◆ **Your task**: Please pull out every line that includes the string "Automatisch".
** Start **
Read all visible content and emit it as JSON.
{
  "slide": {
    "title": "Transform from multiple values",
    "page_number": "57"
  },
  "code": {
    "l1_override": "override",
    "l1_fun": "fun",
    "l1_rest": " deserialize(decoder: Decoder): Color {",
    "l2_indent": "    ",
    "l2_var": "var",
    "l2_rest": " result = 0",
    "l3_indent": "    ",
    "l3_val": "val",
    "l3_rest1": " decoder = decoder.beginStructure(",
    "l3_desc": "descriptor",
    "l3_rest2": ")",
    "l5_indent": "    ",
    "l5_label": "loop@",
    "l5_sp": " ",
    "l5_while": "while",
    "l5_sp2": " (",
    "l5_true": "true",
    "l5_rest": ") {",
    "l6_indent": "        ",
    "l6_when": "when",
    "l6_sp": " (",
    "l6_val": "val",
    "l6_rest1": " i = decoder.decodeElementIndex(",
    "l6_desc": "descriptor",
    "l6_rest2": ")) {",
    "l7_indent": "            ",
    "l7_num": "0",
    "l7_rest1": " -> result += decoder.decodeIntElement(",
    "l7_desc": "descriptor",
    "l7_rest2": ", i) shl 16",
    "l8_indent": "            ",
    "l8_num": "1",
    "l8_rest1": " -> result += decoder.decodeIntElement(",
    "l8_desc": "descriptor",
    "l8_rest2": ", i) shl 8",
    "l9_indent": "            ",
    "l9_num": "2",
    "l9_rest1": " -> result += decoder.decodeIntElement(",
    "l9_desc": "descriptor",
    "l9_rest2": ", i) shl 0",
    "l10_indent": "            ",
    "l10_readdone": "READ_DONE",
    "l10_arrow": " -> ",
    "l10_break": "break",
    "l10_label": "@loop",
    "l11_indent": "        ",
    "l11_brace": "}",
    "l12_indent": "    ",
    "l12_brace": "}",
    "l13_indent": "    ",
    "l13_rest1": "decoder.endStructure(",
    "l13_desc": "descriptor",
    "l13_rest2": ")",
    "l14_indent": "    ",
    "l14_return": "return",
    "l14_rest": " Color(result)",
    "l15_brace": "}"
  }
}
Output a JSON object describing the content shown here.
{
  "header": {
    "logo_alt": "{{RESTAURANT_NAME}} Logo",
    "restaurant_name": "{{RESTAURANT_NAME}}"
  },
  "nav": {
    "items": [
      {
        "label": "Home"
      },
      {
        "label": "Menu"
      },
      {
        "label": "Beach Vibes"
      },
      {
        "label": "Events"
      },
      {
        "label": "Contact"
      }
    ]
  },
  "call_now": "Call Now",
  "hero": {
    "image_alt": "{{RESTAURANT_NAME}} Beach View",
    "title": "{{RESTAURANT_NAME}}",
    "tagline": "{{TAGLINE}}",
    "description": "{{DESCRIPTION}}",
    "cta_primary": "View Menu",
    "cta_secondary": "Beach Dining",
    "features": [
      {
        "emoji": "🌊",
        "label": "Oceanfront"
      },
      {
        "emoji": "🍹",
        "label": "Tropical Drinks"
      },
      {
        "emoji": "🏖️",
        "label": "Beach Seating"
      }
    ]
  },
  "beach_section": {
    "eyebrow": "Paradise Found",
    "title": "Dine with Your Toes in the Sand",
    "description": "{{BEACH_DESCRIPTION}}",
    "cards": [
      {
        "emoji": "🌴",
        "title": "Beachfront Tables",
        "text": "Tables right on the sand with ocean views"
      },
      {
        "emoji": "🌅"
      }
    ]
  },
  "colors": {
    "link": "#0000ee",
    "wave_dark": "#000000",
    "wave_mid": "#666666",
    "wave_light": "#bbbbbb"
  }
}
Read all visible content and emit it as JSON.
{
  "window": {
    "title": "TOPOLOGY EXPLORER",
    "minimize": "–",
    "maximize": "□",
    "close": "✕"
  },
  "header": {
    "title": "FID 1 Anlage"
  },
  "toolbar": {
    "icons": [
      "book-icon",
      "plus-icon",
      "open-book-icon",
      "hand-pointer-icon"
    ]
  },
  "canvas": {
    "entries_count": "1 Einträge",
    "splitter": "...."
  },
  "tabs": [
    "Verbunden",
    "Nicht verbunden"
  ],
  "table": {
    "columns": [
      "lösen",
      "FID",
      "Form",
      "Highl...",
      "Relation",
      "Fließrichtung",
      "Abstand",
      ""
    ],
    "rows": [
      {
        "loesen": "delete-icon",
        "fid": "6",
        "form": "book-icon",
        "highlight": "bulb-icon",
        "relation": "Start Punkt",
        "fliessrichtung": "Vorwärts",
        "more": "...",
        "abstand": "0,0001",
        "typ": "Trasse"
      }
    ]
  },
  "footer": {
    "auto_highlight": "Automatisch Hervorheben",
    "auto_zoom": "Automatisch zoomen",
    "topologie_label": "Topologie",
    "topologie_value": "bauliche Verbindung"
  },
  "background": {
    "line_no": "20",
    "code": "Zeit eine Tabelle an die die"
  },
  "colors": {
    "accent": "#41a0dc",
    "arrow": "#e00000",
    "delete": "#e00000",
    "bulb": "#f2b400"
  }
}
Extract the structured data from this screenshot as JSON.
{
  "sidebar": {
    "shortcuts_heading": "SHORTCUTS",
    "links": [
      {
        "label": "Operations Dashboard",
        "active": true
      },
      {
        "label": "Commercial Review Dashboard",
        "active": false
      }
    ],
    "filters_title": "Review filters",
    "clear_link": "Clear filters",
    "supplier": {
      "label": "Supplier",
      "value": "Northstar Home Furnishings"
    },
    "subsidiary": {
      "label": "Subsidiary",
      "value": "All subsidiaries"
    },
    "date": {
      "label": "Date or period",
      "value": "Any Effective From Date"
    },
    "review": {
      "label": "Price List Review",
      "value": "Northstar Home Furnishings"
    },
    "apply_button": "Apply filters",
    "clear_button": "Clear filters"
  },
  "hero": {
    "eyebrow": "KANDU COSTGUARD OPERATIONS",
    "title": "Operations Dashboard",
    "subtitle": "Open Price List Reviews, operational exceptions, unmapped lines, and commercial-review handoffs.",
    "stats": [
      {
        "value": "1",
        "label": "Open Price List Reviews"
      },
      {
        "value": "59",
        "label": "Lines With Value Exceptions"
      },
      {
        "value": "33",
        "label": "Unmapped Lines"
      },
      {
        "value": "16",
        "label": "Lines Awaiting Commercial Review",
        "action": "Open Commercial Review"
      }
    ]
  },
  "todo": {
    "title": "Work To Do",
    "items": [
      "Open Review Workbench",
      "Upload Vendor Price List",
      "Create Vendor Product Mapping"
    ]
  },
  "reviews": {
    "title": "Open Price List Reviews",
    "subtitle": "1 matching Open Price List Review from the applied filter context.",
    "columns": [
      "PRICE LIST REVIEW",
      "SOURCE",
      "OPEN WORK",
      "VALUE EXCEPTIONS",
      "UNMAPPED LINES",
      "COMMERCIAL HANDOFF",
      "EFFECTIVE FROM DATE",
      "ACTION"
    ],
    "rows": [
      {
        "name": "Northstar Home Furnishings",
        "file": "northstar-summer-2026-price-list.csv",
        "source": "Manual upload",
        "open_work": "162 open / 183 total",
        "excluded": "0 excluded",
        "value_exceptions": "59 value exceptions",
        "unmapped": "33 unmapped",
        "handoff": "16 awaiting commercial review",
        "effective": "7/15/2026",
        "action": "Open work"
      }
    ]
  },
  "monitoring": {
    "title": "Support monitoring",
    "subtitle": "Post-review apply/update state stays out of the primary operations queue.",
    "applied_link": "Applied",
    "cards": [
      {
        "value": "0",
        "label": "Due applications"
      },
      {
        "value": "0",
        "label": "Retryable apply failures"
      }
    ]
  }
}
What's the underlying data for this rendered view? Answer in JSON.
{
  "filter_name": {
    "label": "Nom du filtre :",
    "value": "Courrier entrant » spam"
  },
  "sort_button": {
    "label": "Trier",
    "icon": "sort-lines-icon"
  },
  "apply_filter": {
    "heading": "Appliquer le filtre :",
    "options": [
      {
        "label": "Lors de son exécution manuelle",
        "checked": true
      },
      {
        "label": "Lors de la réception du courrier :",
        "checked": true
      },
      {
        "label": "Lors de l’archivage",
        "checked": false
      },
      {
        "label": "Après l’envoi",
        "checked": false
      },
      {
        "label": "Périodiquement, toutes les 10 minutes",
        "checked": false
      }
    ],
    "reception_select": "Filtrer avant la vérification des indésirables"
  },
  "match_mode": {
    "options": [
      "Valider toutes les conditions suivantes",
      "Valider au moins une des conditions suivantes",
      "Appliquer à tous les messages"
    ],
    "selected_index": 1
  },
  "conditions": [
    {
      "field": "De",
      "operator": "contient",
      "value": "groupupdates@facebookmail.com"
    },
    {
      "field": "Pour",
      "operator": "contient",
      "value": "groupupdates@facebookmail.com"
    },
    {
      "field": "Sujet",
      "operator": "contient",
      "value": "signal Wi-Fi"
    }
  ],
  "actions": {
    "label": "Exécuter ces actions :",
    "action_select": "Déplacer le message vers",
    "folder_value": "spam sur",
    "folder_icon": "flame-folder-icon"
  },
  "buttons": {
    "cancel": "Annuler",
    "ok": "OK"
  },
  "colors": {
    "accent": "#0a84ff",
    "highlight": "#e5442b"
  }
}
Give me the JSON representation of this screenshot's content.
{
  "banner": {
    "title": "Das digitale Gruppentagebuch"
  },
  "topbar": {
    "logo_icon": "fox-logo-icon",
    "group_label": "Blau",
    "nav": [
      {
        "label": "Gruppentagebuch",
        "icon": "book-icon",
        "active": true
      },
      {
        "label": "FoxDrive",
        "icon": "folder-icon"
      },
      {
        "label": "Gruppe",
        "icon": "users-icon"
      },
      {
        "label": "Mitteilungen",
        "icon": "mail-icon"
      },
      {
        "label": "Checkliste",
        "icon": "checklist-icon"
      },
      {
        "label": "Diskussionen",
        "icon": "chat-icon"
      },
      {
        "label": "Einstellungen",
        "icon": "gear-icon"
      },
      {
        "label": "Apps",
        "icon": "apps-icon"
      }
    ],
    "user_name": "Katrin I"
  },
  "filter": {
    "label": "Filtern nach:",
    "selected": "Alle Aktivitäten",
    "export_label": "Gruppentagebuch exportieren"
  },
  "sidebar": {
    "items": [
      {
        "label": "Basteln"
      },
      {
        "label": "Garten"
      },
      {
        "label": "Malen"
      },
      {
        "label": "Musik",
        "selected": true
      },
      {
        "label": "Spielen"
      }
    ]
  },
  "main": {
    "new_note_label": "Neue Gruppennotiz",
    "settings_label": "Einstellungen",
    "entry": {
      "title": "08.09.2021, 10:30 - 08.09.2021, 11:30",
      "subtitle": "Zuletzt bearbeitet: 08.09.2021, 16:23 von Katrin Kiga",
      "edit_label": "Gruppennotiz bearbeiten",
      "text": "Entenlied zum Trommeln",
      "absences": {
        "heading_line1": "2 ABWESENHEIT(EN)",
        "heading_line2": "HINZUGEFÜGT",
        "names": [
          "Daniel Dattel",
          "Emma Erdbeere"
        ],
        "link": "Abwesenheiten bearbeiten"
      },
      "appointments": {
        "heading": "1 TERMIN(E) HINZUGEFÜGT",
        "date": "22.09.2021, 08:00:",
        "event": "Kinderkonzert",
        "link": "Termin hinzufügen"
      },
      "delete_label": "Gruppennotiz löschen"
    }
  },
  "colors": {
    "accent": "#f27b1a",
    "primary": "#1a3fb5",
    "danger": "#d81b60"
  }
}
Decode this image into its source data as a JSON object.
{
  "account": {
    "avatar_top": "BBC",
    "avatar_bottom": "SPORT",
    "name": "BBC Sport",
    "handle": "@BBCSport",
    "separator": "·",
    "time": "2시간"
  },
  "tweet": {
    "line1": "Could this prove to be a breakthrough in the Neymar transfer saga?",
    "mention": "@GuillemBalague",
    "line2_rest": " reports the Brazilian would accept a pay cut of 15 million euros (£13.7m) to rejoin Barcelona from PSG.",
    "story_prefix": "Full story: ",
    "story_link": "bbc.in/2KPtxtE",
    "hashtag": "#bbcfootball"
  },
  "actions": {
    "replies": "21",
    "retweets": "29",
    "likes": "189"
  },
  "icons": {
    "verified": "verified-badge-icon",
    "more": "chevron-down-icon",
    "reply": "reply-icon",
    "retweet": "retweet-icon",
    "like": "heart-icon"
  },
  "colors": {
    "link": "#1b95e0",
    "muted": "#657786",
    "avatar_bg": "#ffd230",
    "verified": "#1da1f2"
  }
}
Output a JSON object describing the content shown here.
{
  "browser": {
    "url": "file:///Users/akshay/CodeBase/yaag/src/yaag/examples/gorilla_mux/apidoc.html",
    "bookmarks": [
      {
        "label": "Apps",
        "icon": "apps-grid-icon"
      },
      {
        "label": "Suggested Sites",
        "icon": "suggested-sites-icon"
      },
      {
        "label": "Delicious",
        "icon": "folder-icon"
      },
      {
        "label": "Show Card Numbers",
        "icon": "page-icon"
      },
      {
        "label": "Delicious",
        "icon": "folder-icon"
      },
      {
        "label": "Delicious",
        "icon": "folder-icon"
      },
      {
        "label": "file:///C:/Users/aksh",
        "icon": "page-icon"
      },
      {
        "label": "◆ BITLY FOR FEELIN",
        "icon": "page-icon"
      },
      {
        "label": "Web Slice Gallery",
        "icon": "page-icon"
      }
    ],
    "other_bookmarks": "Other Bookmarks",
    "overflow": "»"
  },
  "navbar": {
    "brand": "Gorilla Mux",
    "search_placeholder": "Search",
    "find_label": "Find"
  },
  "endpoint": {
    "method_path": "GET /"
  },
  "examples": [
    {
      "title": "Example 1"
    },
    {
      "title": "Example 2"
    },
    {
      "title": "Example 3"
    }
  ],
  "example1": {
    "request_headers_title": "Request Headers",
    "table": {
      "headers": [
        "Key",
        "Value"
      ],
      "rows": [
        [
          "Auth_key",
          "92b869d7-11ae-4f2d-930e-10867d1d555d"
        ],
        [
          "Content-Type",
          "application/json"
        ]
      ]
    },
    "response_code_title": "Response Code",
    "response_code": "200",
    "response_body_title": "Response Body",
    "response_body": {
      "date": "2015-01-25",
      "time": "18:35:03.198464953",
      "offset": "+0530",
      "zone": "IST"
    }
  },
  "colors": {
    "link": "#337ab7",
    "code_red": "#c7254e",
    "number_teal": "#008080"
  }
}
** End **
◆ **Result for this task**:
    "auto_highlight": "Automatisch Hervorheben",
    "auto_zoom": "Automatisch zoomen",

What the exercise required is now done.